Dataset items
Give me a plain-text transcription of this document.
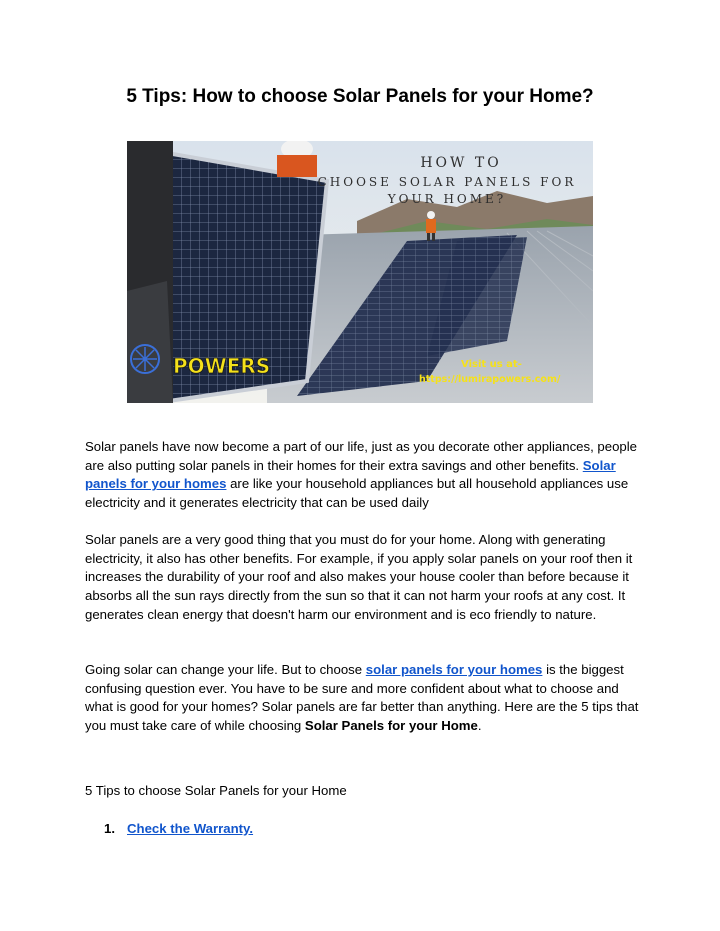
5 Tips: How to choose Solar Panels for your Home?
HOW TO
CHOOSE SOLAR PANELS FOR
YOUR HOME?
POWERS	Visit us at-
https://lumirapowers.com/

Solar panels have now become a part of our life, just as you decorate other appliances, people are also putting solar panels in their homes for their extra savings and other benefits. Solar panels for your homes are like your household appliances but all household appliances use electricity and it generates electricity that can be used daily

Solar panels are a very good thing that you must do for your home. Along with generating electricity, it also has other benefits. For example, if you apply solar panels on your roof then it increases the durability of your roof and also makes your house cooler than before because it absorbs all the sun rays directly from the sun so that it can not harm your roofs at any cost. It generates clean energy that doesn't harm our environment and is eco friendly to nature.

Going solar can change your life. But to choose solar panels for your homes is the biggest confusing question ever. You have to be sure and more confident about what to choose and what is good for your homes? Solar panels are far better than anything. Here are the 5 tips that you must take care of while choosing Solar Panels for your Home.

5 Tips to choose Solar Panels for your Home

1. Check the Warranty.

# GIVEN REQUEST
Extract every line that has the string "than" in it.

# ANSWER TO THE TASK
Solar panels are a very good thing that you must do for your home. Along with generating electricity, it also has other benefits. For example, if you apply solar panels on your roof then it increases the durability of your roof and also makes your house cooler than before because it absorbs all the sun rays directly from the sun so that it can not harm your roofs at any cost. It generates clean energy that doesn't harm our environment and is eco friendly to nature.
Going solar can change your life. But to choose solar panels for your homes is the biggest confusing question ever. You have to be sure and more confident about what to choose and what is good for your homes? Solar panels are far better than anything. Here are the 5 tips that you must take care of while choosing Solar Panels for your Home.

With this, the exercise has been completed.